§ ASSIGNMENT A: From the article on lifelong learning, reproduce the passage between "By Sean Powell, MD, a" and "make people better.", inclusive.
§ ASSIGNMENT B:
Answer these questions using the article on lifelong learning:
(i) In what city is the Southern California Permanente Medical Group based?
(ii) For how many Permanente Medical Groups is the Portfolio Program overseen?
(iii) Since what year has the Permanente Federation been a Portfolio Program sponsor?

Portfolio Program, ABMS Insights

Lifelong Learning Improves Patient Care, Invigorates Physicians

Lifelong Learning Improves Patient Care, Invigorates Physicians

By Sean Powell, MD, a practicing family medicine physician in the San Diego-based Southern California Permanente Medical Group and Director of Medical Education for The Permanente Federation

In medical school and residency, the acquisition of new knowledge and its application to patient care was the best part of the experience. It was in these moments that we made our transition from student to doctor. Hours of study and tests were worth it in that moment when we learned how to help make our patients better. Even though I am attending now, learning a new technique, trick, or clinical pearl still feels as exhilarating as it once did and makes me excited to use my newfound wisdom to make people better.

As Director of Medical Education for the Permanente Federation, I oversee the ABMS Multi-Specialty Portfolio Program™ (Portfolio Program) for eight Permanente Medical Groups whose physicians provide care to more than 12.2 million members. I strive to pay forward that sense of exhilaration and empowerment to participating physicians. We have been a Portfolio Program sponsor since 2011. To date, we have more than 130 ongoing quality improvement initiatives and more than 5,000 physicians have completed projects for Maintenance of Certification (MOC) credit.

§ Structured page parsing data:
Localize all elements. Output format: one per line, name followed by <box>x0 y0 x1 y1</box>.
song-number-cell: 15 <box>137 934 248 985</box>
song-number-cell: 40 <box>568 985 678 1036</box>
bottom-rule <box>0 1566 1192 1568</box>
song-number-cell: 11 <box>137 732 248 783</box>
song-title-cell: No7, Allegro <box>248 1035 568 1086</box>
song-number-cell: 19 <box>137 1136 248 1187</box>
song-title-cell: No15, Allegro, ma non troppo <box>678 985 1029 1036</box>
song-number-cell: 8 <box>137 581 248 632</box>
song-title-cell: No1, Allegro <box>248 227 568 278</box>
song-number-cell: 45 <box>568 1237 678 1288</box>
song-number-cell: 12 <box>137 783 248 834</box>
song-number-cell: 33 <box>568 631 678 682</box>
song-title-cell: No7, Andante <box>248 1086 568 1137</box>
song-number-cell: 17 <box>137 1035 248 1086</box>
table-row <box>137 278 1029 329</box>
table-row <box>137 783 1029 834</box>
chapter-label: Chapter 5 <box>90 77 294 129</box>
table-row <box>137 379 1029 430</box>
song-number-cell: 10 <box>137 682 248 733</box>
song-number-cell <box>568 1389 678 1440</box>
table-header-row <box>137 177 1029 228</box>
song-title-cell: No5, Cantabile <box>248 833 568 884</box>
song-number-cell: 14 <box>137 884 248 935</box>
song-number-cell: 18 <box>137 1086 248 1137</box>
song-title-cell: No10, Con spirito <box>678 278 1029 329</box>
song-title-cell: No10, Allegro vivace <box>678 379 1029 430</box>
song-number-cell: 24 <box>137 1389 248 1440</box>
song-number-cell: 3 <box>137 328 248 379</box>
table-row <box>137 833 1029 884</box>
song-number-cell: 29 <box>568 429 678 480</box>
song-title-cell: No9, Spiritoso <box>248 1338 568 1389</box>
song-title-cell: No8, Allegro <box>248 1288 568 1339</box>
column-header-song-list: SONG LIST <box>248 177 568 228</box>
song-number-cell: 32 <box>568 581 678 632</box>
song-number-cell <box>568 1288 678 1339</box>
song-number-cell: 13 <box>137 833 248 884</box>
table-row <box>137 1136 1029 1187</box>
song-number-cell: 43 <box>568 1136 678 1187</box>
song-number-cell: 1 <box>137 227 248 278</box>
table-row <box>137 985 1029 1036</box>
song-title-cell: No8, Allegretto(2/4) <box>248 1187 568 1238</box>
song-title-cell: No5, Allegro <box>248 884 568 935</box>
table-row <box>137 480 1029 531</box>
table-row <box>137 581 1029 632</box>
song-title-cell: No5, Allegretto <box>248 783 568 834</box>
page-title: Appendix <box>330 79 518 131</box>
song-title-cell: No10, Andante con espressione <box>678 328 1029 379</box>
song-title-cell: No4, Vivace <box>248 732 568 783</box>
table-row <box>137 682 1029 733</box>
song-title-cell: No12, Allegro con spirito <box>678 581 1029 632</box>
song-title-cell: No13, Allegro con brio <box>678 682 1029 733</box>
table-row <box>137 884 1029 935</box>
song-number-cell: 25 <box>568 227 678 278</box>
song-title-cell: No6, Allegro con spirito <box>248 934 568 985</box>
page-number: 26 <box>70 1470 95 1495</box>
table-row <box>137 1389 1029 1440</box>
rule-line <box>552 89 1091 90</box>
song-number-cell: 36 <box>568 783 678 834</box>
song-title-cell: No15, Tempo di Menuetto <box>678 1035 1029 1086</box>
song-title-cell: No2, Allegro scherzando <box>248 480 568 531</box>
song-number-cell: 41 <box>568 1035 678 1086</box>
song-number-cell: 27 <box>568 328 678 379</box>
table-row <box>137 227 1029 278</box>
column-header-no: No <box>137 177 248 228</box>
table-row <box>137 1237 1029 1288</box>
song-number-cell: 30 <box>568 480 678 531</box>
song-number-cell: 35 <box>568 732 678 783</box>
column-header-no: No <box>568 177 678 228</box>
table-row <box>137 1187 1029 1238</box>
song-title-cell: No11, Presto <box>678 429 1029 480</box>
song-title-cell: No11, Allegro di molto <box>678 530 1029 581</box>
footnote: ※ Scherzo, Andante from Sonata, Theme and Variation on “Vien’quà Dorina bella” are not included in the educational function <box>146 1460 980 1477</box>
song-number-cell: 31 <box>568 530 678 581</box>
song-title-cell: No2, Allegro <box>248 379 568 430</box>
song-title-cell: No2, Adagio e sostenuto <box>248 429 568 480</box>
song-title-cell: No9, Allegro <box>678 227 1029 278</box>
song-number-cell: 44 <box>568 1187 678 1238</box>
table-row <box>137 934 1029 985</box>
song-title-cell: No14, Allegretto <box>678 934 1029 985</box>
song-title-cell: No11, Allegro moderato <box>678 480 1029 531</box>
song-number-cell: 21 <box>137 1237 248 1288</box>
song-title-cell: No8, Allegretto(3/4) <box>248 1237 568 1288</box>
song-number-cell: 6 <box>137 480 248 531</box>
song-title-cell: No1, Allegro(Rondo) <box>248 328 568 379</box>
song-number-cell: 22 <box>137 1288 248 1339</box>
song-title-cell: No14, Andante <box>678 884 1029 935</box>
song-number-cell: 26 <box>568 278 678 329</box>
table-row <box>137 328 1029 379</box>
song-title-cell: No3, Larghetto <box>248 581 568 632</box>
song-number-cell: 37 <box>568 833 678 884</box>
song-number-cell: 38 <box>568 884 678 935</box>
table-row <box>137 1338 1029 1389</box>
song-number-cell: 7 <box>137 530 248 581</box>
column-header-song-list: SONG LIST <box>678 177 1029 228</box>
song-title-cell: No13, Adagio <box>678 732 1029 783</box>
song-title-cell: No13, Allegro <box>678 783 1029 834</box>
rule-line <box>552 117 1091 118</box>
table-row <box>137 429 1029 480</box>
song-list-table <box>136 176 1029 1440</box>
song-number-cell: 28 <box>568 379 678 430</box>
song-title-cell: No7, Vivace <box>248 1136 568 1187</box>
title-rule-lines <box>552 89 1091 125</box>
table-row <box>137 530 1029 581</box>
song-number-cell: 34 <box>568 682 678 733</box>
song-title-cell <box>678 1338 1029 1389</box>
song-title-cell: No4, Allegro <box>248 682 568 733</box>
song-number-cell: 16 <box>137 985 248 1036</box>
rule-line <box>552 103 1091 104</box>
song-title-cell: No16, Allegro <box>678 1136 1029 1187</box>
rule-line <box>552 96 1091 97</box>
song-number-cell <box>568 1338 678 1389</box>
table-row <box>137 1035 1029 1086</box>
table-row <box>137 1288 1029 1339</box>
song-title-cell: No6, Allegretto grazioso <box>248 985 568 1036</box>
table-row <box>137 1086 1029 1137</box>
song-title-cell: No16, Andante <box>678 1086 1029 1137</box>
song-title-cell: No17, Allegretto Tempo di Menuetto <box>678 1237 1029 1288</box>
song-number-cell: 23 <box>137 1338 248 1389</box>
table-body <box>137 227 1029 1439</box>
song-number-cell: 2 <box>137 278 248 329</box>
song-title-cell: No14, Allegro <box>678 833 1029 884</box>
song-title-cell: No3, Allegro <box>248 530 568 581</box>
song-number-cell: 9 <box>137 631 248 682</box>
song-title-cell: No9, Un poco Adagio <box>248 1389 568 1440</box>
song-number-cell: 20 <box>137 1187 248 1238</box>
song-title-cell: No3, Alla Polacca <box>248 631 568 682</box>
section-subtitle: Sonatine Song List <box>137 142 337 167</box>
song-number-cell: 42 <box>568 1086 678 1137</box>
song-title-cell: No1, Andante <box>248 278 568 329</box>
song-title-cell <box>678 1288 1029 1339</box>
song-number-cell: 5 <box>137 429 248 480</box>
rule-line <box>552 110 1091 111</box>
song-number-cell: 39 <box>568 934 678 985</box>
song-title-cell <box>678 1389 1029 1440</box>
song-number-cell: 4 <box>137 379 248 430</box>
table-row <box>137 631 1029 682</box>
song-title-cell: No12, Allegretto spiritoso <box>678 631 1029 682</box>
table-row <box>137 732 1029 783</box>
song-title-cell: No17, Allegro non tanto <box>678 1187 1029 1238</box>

§ WRITTEN RESPONSE A:
By Sean Powell, MD, a practicing family medicine physician in the San Diego-based Southern California Permanente Medical Group and Director of Medical Education for The Permanente Federation

In medical school and residency, the acquisition of new knowledge and its application to patient care was the best part of the experience. It was in these moments that we made our transition from student to doctor. Hours of study and tests were worth it in that moment when we learned how to help make our patients better. Even though I am attending now, learning a new technique, trick, or clinical pearl still feels as exhilarating as it once did and makes me excited to use my newfound wisdom to make people better.

§ WRITTEN RESPONSE B:
(i) San Diego
(ii) Eight
(iii) 2011